___ BRANO SCELTO ___

I giovani sono finalmente in prima linea: il contesto in cui tutti i «nativi sostenibili», così si definiscono i curatori, si trovano a operare li porta a modificare sul campo una professione che per l’architettura costruisce un futuro fatto di nuove strade e connessioni che richiedono reti transdisciplinari, competenze sempre più fluide e multidisciplinari e un nuovo modo di tessere relazioni. Un innegabile pregio del Padiglione è avere riconosciuto il cambio di passo in corso, coinvolgendo circa cinquanta persone con età media di 33 anni.

Ma essere giovani per una Biennale non basta. Citando Aldous Huxley e il suo Mondo nuovo, «Spaziale. Ognuno appartiene a tutti gli altri», questo il titolo del Padiglione Italia, porta a Venezia nove interventi site specific che da nord a sud stanno lavorando in modi e tempi diversi su altrettante aree in condizioni di fragilità. Vogliono essere l’inizio di un’«agenda incompleta di temi di ricerca per il contesto nazionale e per l’architettura». Insieme costruiscono un grande lavoro corale che guarda ai territori, affidato a progettisti quasi tutti al di fuori di circuiti consolidati, eccezione fatta per collettivo orizzontale (che in questa edizione espone alle Corderie nella mostra principale), Parasite 2.0 e Studio Ossidiana (parte nel 2021 di «How will we live together?» di Hashim Sarkis).

Il Padiglione Italia supporta pregevolmente l’innesco delle azioni di riqualificazione con parte dei fondi a disposizione (1,19 milioni di euro di cui 800mila dal Ministero della Cultura). Tra Friuli Venezia Giulia e Sicilia, passando per Toscana e Sardegna, Puglia e Abruzzo, Calabria, Campania e Veneto, tutti i progetti in corso introducono interventi eterogenei in cui il manufatto costruito non è più un fine ultimo, ma uno strumento, tra i tanti possibili, «per intervenire su quel tessuto di relazioni tra persone e luoghi che è alla base di ogni progetto». Anche la nozione di spazio si modifica, diventando «luogo fisico e simbolico, area geografica e dimensione astratta, sistema di riferimenti conosciuti e territorio di possibilità».

___ VOCI ___

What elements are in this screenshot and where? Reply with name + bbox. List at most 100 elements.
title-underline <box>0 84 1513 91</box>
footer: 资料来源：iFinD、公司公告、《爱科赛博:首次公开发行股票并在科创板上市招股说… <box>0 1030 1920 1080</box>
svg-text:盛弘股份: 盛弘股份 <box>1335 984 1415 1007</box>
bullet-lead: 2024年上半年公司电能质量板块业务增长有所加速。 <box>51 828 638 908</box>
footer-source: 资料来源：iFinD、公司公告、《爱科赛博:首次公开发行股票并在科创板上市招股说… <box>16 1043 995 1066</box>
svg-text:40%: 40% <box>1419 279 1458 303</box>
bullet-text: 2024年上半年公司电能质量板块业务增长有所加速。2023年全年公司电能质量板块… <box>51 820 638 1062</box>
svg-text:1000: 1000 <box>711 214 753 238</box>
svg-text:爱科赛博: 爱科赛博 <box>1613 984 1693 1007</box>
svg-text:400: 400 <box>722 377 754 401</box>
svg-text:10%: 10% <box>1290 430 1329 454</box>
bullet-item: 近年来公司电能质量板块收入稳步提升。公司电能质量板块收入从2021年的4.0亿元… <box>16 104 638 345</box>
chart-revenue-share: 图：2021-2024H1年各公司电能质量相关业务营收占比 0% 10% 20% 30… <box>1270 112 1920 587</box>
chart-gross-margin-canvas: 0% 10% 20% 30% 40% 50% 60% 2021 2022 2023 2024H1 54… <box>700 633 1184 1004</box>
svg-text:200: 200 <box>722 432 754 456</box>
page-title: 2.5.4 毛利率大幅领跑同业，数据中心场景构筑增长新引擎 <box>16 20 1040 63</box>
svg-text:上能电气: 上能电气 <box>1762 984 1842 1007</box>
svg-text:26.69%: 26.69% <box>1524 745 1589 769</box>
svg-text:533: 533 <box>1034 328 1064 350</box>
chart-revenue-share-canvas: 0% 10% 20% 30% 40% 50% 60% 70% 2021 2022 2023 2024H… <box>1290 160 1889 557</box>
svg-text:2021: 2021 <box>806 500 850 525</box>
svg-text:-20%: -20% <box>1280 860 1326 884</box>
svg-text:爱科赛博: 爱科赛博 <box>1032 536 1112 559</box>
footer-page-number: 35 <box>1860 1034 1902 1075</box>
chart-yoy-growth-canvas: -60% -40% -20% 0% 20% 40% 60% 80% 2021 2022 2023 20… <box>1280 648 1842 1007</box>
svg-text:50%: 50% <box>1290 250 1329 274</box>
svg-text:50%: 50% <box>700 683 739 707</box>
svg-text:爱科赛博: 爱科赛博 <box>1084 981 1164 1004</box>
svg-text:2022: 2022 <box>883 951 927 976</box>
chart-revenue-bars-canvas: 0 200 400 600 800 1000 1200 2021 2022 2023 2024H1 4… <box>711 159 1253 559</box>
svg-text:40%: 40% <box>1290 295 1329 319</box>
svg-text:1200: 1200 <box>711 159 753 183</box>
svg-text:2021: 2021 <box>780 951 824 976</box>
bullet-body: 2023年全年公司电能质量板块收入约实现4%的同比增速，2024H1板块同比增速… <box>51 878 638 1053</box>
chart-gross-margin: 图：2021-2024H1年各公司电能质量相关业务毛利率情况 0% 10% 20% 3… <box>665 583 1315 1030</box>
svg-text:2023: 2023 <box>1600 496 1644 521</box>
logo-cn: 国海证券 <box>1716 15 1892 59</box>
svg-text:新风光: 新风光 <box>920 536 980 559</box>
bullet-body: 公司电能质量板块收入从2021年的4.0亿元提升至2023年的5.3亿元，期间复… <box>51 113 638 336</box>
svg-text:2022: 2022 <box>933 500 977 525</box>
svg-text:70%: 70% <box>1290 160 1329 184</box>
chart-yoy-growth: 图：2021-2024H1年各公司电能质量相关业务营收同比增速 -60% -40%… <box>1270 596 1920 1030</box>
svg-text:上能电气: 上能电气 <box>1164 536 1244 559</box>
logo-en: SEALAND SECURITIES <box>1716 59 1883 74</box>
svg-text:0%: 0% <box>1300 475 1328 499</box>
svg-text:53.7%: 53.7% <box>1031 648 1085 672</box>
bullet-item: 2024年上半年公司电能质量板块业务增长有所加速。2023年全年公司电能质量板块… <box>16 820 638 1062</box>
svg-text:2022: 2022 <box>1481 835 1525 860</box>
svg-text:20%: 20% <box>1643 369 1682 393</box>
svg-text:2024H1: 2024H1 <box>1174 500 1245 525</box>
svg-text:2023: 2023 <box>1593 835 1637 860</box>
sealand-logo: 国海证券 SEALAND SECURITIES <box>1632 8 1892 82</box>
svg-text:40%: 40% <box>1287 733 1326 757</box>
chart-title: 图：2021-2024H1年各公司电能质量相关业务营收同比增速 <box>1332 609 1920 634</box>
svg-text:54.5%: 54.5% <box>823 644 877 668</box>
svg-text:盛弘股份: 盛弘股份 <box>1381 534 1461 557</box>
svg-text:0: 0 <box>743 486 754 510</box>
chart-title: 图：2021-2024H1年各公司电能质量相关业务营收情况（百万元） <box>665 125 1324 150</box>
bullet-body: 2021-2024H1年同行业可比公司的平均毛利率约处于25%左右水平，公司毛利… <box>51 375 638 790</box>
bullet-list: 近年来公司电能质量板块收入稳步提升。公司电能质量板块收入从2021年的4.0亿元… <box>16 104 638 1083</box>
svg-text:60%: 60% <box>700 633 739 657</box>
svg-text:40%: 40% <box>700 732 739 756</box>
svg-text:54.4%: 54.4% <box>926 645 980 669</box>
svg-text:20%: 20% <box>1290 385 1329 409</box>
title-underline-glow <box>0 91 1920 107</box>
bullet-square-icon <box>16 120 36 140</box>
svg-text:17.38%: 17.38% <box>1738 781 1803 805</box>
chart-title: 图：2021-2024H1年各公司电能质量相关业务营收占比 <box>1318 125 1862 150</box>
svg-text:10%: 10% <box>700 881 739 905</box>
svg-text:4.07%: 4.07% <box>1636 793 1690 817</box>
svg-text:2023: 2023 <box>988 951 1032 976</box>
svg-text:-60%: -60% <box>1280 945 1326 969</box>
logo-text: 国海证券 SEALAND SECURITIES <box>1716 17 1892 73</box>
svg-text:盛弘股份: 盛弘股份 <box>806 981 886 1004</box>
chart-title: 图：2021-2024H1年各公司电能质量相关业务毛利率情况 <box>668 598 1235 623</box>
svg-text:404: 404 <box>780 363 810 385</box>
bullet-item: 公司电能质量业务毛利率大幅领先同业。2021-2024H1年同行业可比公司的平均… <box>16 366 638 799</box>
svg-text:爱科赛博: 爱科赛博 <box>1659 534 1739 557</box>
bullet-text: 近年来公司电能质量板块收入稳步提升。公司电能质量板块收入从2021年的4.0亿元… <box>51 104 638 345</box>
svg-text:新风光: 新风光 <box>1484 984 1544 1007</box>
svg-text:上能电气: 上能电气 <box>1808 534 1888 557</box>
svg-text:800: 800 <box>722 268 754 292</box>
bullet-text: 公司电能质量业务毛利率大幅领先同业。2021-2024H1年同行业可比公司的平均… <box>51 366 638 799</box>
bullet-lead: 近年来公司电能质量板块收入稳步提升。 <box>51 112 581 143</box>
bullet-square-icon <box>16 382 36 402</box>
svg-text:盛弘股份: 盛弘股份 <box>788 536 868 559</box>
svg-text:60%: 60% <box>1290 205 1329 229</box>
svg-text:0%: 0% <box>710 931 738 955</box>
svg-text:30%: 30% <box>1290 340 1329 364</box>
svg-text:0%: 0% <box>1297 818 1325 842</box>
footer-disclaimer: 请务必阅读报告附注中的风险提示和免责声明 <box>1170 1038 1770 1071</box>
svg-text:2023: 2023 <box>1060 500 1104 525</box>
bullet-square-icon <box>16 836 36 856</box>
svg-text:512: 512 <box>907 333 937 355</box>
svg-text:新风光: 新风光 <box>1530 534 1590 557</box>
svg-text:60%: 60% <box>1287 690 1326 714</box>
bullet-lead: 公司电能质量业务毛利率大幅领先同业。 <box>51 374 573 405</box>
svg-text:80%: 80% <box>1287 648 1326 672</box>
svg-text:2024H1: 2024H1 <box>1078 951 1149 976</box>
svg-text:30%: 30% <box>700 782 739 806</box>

___

- _OPERAZIONI RICHIESTE_:
**a)** Modifica il brano sul Padiglione Italia da "I giovani sono" fino a "di 33 anni." compreso, riportandolo con "transdisciplinari" sostituito da "interdisciplinari".
**b)** Estrai dai record, riportandole identiche, le righe che vanno dall'inizio fino alla riga con "svg-text:1000: 1000 <box>711" compresa.
Il brano e i record non hanno alcun legame tra loro.

- _SOLUZIONI DELL'ESERCIZIO_:
**a)**
I giovani sono finalmente in prima linea: il contesto in cui tutti i «nativi sostenibili», così si definiscono i curatori, si trovano a operare li porta a modificare sul campo una professione che per l’architettura costruisce un futuro fatto di nuove strade e connessioni che richiedono reti interdisciplinari, competenze sempre più fluide e multidisciplinari e un nuovo modo di tessere relazioni. Un innegabile pregio del Padiglione è avere riconosciuto il cambio di passo in corso, coinvolgendo circa cinquanta persone con età media di 33 anni.

**b)**
What elements are in this screenshot and where? Reply with name + bbox. List at most 100 elements.
title-underline <box>0 84 1513 91</box>
footer: 资料来源：iFinD、公司公告、《爱科赛博:首次公开发行股票并在科创板上市招股说… <box>0 1030 1920 1080</box>
svg-text:盛弘股份: 盛弘股份 <box>1335 984 1415 1007</box>
bullet-lead: 2024年上半年公司电能质量板块业务增长有所加速。 <box>51 828 638 908</box>
footer-source: 资料来源：iFinD、公司公告、《爱科赛博:首次公开发行股票并在科创板上市招股说… <box>16 1043 995 1066</box>
svg-text:40%: 40% <box>1419 279 1458 303</box>
bullet-text: 2024年上半年公司电能质量板块业务增长有所加速。2023年全年公司电能质量板块… <box>51 820 638 1062</box>
svg-text:1000: 1000 <box>711 214 753 238</box>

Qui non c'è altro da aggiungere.